EXERCISE GOAL :: Each of the entries should be retyped precisely as it appears.

RECORDS FOR THE TASK ::
┌────────

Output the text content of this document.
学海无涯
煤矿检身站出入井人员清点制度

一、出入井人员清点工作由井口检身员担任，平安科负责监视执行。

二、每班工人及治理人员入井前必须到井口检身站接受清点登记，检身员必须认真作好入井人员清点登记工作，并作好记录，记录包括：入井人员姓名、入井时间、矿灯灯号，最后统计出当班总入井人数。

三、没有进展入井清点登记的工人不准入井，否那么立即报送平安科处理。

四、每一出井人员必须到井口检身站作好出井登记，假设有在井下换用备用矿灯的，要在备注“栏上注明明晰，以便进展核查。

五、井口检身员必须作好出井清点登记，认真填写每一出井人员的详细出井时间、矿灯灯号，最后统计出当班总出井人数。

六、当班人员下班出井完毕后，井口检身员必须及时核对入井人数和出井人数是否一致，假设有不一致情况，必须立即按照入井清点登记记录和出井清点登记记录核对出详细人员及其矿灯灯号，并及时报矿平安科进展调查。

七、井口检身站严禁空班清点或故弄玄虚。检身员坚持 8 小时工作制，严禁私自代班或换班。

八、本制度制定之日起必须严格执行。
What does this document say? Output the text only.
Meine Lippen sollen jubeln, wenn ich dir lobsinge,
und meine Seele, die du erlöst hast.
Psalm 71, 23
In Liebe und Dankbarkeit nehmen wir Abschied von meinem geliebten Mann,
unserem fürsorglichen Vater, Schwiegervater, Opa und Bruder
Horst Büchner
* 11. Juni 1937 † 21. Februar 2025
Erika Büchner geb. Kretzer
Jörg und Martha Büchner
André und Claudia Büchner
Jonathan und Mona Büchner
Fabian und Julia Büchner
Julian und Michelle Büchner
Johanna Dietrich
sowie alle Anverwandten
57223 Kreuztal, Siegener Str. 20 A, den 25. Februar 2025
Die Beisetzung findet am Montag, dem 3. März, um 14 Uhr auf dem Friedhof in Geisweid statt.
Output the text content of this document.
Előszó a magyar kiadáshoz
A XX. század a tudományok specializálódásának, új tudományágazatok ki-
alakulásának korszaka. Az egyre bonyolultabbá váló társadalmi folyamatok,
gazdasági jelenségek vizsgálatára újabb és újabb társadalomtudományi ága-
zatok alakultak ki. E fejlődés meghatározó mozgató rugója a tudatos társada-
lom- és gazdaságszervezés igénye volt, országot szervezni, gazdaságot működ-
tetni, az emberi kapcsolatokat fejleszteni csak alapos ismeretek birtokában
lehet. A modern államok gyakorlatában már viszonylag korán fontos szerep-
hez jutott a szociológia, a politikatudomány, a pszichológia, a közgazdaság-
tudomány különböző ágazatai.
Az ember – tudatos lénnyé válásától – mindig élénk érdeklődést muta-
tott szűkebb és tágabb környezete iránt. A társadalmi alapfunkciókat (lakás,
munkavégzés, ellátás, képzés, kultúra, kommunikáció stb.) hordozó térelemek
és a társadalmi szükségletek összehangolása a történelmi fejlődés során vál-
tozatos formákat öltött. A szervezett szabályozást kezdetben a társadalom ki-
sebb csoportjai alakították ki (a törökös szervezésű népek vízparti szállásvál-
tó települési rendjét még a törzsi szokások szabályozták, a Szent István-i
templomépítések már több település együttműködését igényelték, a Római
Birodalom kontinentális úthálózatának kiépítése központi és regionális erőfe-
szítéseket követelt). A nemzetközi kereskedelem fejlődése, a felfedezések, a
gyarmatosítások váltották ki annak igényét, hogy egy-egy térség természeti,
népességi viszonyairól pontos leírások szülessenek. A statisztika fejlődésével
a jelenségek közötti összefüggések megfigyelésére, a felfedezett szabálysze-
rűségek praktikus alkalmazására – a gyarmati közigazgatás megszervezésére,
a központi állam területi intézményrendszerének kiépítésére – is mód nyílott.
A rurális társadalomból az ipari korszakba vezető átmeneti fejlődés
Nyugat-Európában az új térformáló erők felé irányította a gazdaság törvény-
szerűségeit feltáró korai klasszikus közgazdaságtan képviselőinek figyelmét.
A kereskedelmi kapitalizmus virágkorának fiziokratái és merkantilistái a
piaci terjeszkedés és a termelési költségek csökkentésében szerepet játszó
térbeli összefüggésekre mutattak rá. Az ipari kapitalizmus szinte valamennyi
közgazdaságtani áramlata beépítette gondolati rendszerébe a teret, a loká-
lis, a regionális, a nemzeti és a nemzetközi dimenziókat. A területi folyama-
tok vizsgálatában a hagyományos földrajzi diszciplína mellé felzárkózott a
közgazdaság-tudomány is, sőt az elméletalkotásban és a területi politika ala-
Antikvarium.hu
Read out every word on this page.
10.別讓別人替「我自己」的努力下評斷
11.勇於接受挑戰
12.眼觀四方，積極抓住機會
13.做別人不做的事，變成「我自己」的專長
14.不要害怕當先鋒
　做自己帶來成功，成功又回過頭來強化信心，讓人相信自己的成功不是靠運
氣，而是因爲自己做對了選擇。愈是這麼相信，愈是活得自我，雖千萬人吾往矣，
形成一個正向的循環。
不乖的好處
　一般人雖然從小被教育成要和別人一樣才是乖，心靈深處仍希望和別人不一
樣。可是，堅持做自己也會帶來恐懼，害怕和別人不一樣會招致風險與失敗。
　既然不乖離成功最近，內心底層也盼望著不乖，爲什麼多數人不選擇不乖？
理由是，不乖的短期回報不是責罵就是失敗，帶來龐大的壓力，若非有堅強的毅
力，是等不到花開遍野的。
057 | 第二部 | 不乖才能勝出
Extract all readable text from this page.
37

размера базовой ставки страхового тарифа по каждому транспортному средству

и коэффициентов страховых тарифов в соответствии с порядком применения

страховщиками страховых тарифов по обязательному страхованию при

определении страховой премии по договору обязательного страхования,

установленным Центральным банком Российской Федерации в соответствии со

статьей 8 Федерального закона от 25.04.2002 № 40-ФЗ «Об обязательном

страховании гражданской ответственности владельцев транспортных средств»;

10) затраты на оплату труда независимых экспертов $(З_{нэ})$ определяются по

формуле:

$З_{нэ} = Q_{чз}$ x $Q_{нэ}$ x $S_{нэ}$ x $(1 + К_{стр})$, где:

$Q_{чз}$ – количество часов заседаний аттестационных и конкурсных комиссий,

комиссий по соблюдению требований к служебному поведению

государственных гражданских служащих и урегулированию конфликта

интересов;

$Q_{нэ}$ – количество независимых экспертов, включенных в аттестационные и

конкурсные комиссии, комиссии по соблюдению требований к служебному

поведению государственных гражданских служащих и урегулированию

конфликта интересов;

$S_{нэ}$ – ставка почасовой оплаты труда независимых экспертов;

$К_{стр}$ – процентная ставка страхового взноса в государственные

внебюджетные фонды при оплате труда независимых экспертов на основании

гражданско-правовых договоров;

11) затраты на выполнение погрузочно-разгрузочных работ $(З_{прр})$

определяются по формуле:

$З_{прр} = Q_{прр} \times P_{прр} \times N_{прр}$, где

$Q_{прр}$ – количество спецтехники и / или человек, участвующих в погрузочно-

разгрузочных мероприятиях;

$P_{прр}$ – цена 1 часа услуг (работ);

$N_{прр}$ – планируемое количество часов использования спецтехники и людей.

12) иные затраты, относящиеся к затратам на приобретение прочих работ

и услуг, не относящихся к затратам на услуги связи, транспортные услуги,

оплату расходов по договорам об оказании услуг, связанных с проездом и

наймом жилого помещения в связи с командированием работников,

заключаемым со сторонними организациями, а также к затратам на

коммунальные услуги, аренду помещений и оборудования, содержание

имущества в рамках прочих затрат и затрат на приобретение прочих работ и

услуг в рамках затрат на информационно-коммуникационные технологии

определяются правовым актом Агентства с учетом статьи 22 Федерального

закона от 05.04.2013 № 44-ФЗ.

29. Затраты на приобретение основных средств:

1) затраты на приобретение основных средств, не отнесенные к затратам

└────────

WORKED ANSWER ::
Output the text content of this document.
学海无涯
煤矿检身站出入井人员清点制度

一、出入井人员清点工作由井口检身员担任，平安科负责监视执行。

二、每班工人及治理人员入井前必须到井口检身站接受清点登记，检身员必须认真作好入井人员清点登记工作，并作好记录，记录包括：入井人员姓名、入井时间、矿灯灯号，最后统计出当班总入井人数。

三、没有进展入井清点登记的工人不准入井，否那么立即报送平安科处理。

四、每一出井人员必须到井口检身站作好出井登记，假设有在井下换用备用矿灯的，要在备注“栏上注明明晰，以便进展核查。

五、井口检身员必须作好出井清点登记，认真填写每一出井人员的详细出井时间、矿灯灯号，最后统计出当班总出井人数。

六、当班人员下班出井完毕后，井口检身员必须及时核对入井人数和出井人数是否一致，假设有不一致情况，必须立即按照入井清点登记记录和出井清点登记记录核对出详细人员及其矿灯灯号，并及时报矿平安科进展调查。

七、井口检身站严禁空班清点或故弄玄虚。检身员坚持 8 小时工作制，严禁私自代班或换班。

八、本制度制定之日起必须严格执行。
What does this document say? Output the text only.
Meine Lippen sollen jubeln, wenn ich dir lobsinge,
und meine Seele, die du erlöst hast.
Psalm 71, 23
In Liebe und Dankbarkeit nehmen wir Abschied von meinem geliebten Mann,
unserem fürsorglichen Vater, Schwiegervater, Opa und Bruder
Horst Büchner
* 11. Juni 1937 † 21. Februar 2025
Erika Büchner geb. Kretzer
Jörg und Martha Büchner
André und Claudia Büchner
Jonathan und Mona Büchner
Fabian und Julia Büchner
Julian und Michelle Büchner
Johanna Dietrich
sowie alle Anverwandten
57223 Kreuztal, Siegener Str. 20 A, den 25. Februar 2025
Die Beisetzung findet am Montag, dem 3. März, um 14 Uhr auf dem Friedhof in Geisweid statt.
Output the text content of this document.
Előszó a magyar kiadáshoz
A XX. század a tudományok specializálódásának, új tudományágazatok ki-
alakulásának korszaka. Az egyre bonyolultabbá váló társadalmi folyamatok,
gazdasági jelenségek vizsgálatára újabb és újabb társadalomtudományi ága-
zatok alakultak ki. E fejlődés meghatározó mozgató rugója a tudatos társada-
lom- és gazdaságszervezés igénye volt, országot szervezni, gazdaságot működ-
tetni, az emberi kapcsolatokat fejleszteni csak alapos ismeretek birtokában
lehet. A modern államok gyakorlatában már viszonylag korán fontos szerep-
hez jutott a szociológia, a politikatudomány, a pszichológia, a közgazdaság-
tudomány különböző ágazatai.
Az ember – tudatos lénnyé válásától – mindig élénk érdeklődést muta-
tott szűkebb és tágabb környezete iránt. A társadalmi alapfunkciókat (lakás,
munkavégzés, ellátás, képzés, kultúra, kommunikáció stb.) hordozó térelemek
és a társadalmi szükségletek összehangolása a történelmi fejlődés során vál-
tozatos formákat öltött. A szervezett szabályozást kezdetben a társadalom ki-
sebb csoportjai alakították ki (a törökös szervezésű népek vízparti szállásvál-
tó települési rendjét még a törzsi szokások szabályozták, a Szent István-i
templomépítések már több település együttműködését igényelték, a Római
Birodalom kontinentális úthálózatának kiépítése központi és regionális erőfe-
szítéseket követelt). A nemzetközi kereskedelem fejlődése, a felfedezések, a
gyarmatosítások váltották ki annak igényét, hogy egy-egy térség természeti,
népességi viszonyairól pontos leírások szülessenek. A statisztika fejlődésével
a jelenségek közötti összefüggések megfigyelésére, a felfedezett szabálysze-
rűségek praktikus alkalmazására – a gyarmati közigazgatás megszervezésére,
a központi állam területi intézményrendszerének kiépítésére – is mód nyílott.
A rurális társadalomból az ipari korszakba vezető átmeneti fejlődés
Nyugat-Európában az új térformáló erők felé irányította a gazdaság törvény-
szerűségeit feltáró korai klasszikus közgazdaságtan képviselőinek figyelmét.
A kereskedelmi kapitalizmus virágkorának fiziokratái és merkantilistái a
piaci terjeszkedés és a termelési költségek csökkentésében szerepet játszó
térbeli összefüggésekre mutattak rá. Az ipari kapitalizmus szinte valamennyi
közgazdaságtani áramlata beépítette gondolati rendszerébe a teret, a loká-
lis, a regionális, a nemzeti és a nemzetközi dimenziókat. A területi folyama-
tok vizsgálatában a hagyományos földrajzi diszciplína mellé felzárkózott a
közgazdaság-tudomány is, sőt az elméletalkotásban és a területi politika ala-
Antikvarium.hu
Read out every word on this page.
10.別讓別人替「我自己」的努力下評斷
11.勇於接受挑戰
12.眼觀四方，積極抓住機會
13.做別人不做的事，變成「我自己」的專長
14.不要害怕當先鋒
　做自己帶來成功，成功又回過頭來強化信心，讓人相信自己的成功不是靠運
氣，而是因爲自己做對了選擇。愈是這麼相信，愈是活得自我，雖千萬人吾往矣，
形成一個正向的循環。
不乖的好處
　一般人雖然從小被教育成要和別人一樣才是乖，心靈深處仍希望和別人不一
樣。可是，堅持做自己也會帶來恐懼，害怕和別人不一樣會招致風險與失敗。
　既然不乖離成功最近，內心底層也盼望著不乖，爲什麼多數人不選擇不乖？
理由是，不乖的短期回報不是責罵就是失敗，帶來龐大的壓力，若非有堅強的毅
力，是等不到花開遍野的。
057 | 第二部 | 不乖才能勝出
Extract all readable text from this page.
37

размера базовой ставки страхового тарифа по каждому транспортному средству

и коэффициентов страховых тарифов в соответствии с порядком применения

страховщиками страховых тарифов по обязательному страхованию при

определении страховой премии по договору обязательного страхования,

установленным Центральным банком Российской Федерации в соответствии со

статьей 8 Федерального закона от 25.04.2002 № 40-ФЗ «Об обязательном

страховании гражданской ответственности владельцев транспортных средств»;

10) затраты на оплату труда независимых экспертов $(З_{нэ})$ определяются по

формуле:

$З_{нэ} = Q_{чз}$ x $Q_{нэ}$ x $S_{нэ}$ x $(1 + К_{стр})$, где:

$Q_{чз}$ – количество часов заседаний аттестационных и конкурсных комиссий,

комиссий по соблюдению требований к служебному поведению

государственных гражданских служащих и урегулированию конфликта

интересов;

$Q_{нэ}$ – количество независимых экспертов, включенных в аттестационные и

конкурсные комиссии, комиссии по соблюдению требований к служебному

поведению государственных гражданских служащих и урегулированию

конфликта интересов;

$S_{нэ}$ – ставка почасовой оплаты труда независимых экспертов;

$К_{стр}$ – процентная ставка страхового взноса в государственные

внебюджетные фонды при оплате труда независимых экспертов на основании

гражданско-правовых договоров;

11) затраты на выполнение погрузочно-разгрузочных работ $(З_{прр})$

определяются по формуле:

$З_{прр} = Q_{прр} \times P_{прр} \times N_{прр}$, где

$Q_{прр}$ – количество спецтехники и / или человек, участвующих в погрузочно-

разгрузочных мероприятиях;

$P_{прр}$ – цена 1 часа услуг (работ);

$N_{прр}$ – планируемое количество часов использования спецтехники и людей.

12) иные затраты, относящиеся к затратам на приобретение прочих работ

и услуг, не относящихся к затратам на услуги связи, транспортные услуги,

оплату расходов по договорам об оказании услуг, связанных с проездом и

наймом жилого помещения в связи с командированием работников,

заключаемым со сторонними организациями, а также к затратам на

коммунальные услуги, аренду помещений и оборудования, содержание

имущества в рамках прочих затрат и затрат на приобретение прочих работ и

услуг в рамках затрат на информационно-коммуникационные технологии

определяются правовым актом Агентства с учетом статьи 22 Федерального

закона от 05.04.2013 № 44-ФЗ.

29. Затраты на приобретение основных средств:

1) затраты на приобретение основных средств, не отнесенные к затратам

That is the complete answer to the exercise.